Go through the listing and return every line with "color" in it.

Collected data

START

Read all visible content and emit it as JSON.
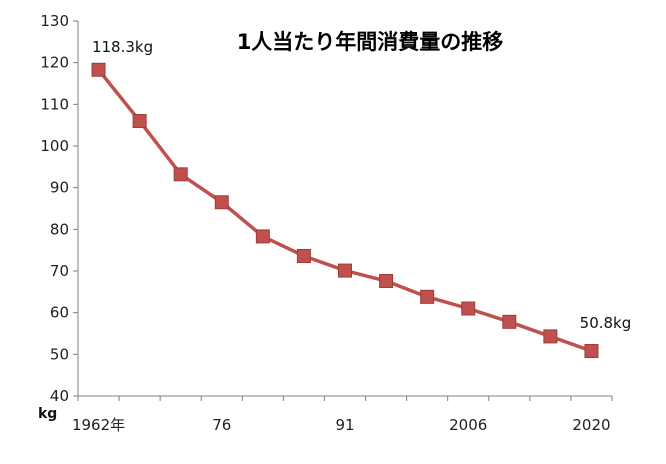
{
  "chart_data": {
    "type": "line",
    "title": "1人当たり年間消費量の推移",
    "ylabel": "kg",
    "xlabel": "",
    "ylim": [
      40,
      130
    ],
    "yticks": [
      40,
      50,
      60,
      70,
      80,
      90,
      100,
      110,
      120,
      130
    ],
    "x_tick_labels": [
      {
        "index": 0,
        "label": "1962年"
      },
      {
        "index": 3,
        "label": "76"
      },
      {
        "index": 6,
        "label": "91"
      },
      {
        "index": 9,
        "label": "2006"
      },
      {
        "index": 12,
        "label": "2020"
      }
    ],
    "grid": false,
    "legend": "none",
    "series": [
      {
        "values": [
          118.3,
          106.0,
          93.2,
          86.5,
          78.3,
          73.6,
          70.1,
          67.6,
          63.8,
          61.0,
          57.8,
          54.3,
          50.8
        ],
        "color": "#c0504d"
      }
    ],
    "data_labels": [
      {
        "index": 0,
        "text": "118.3kg"
      },
      {
        "index": 12,
        "text": "50.8kg"
      }
    ]
  }
}
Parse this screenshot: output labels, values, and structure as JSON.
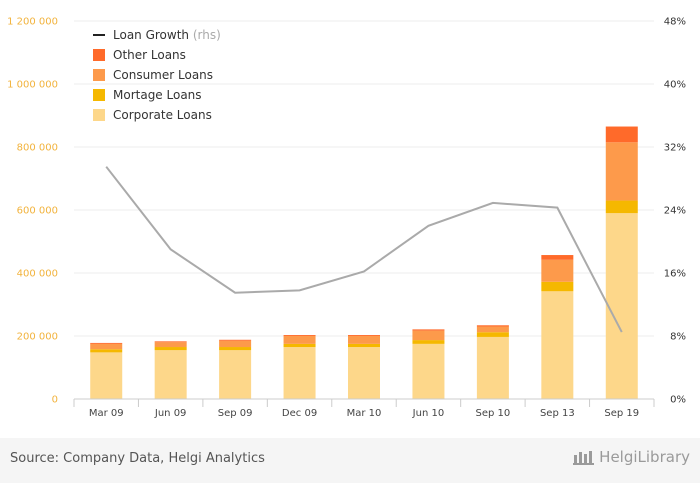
{
  "chart_data": {
    "type": "bar",
    "categories": [
      "Mar 09",
      "Jun 09",
      "Sep 09",
      "Dec 09",
      "Mar 10",
      "Jun 10",
      "Sep 10",
      "Sep 13",
      "Sep 19"
    ],
    "series": [
      {
        "name": "Corporate Loans",
        "color": "#fdd78a",
        "values": [
          148000,
          155000,
          155000,
          165000,
          165000,
          175000,
          197000,
          342000,
          590000
        ]
      },
      {
        "name": "Mortage Loans",
        "color": "#f5b800",
        "values": [
          10000,
          10000,
          10000,
          10000,
          10000,
          12000,
          15000,
          30000,
          40000
        ]
      },
      {
        "name": "Consumer Loans",
        "color": "#fd9a4b",
        "values": [
          17000,
          15000,
          20000,
          25000,
          25000,
          30000,
          18000,
          70000,
          185000
        ]
      },
      {
        "name": "Other Loans",
        "color": "#ff6a2a",
        "values": [
          3000,
          3000,
          3000,
          3000,
          3000,
          4000,
          4000,
          15000,
          50000
        ]
      }
    ],
    "line_series": {
      "name": "Loan Growth",
      "suffix": "(rhs)",
      "color": "#aaaaaa",
      "values": [
        29.5,
        19.0,
        13.5,
        13.8,
        16.2,
        22.0,
        24.9,
        24.3,
        8.5
      ]
    },
    "y_left": {
      "min": 0,
      "max": 1200000,
      "ticks": [
        "0",
        "200 000",
        "400 000",
        "600 000",
        "800 000",
        "1 000 000",
        "1 200 000"
      ]
    },
    "y_right": {
      "min": 0,
      "max": 48,
      "ticks": [
        "0%",
        "8%",
        "16%",
        "24%",
        "32%",
        "40%",
        "48%"
      ]
    },
    "legend_position": "top-left",
    "grid": true
  },
  "footer": {
    "source": "Source: Company Data, Helgi Analytics",
    "logo": "HelgiLibrary"
  }
}
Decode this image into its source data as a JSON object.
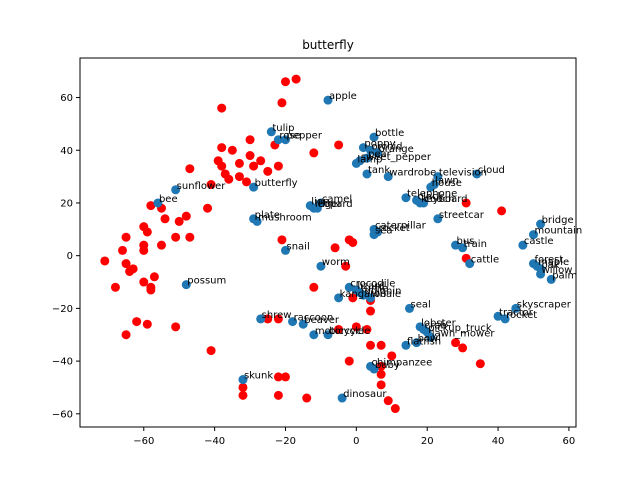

END

■ RESULT ■
        "color": "#c0504d"
        "color": "#fdd78a",
        "color": "#f5b800",
        "color": "#fd9a4b",
        "color": "#ff6a2a",
      "color": "#aaaaaa",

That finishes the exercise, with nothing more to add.